- _The problem_: Transcribe all the records exactly and omit any images they hold.

Data tied to figure images
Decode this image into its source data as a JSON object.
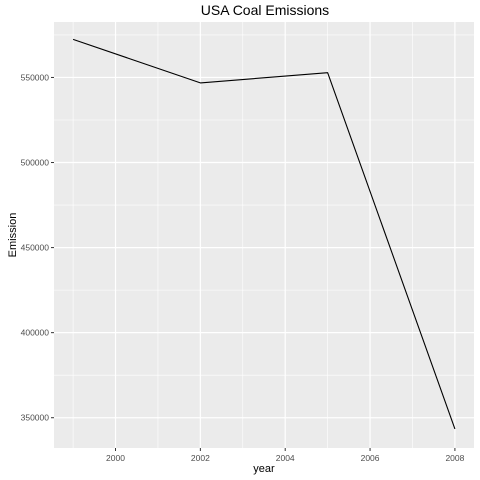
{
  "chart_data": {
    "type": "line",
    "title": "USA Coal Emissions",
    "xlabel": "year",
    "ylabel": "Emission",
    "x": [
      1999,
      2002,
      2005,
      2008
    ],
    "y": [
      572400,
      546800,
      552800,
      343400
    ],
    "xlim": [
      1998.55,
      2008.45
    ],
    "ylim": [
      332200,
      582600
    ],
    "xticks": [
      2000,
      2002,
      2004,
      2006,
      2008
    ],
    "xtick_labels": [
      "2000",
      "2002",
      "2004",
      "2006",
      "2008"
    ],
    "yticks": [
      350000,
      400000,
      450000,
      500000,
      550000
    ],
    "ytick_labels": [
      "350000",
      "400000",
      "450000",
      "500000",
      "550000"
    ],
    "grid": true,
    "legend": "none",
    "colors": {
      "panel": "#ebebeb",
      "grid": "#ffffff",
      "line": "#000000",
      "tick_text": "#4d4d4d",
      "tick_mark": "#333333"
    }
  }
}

- _Completed exercise_:
Decode this image into its source data as a JSON object.
{
  "chart_data": {
    "type": "line",
    "title": "USA Coal Emissions",
    "xlabel": "year",
    "ylabel": "Emission",
    "x": [
      1999,
      2002,
      2005,
      2008
    ],
    "y": [
      572400,
      546800,
      552800,
      343400
    ],
    "xlim": [
      1998.55,
      2008.45
    ],
    "ylim": [
      332200,
      582600
    ],
    "xticks": [
      2000,
      2002,
      2004,
      2006,
      2008
    ],
    "xtick_labels": [
      "2000",
      "2002",
      "2004",
      "2006",
      "2008"
    ],
    "yticks": [
      350000,
      400000,
      450000,
      500000,
      550000
    ],
    "ytick_labels": [
      "350000",
      "400000",
      "450000",
      "500000",
      "550000"
    ],
    "grid": true,
    "legend": "none",
    "colors": {
      "panel": "#ebebeb",
      "grid": "#ffffff",
      "line": "#000000",
      "tick_text": "#4d4d4d",
      "tick_mark": "#333333"
    }
  }
}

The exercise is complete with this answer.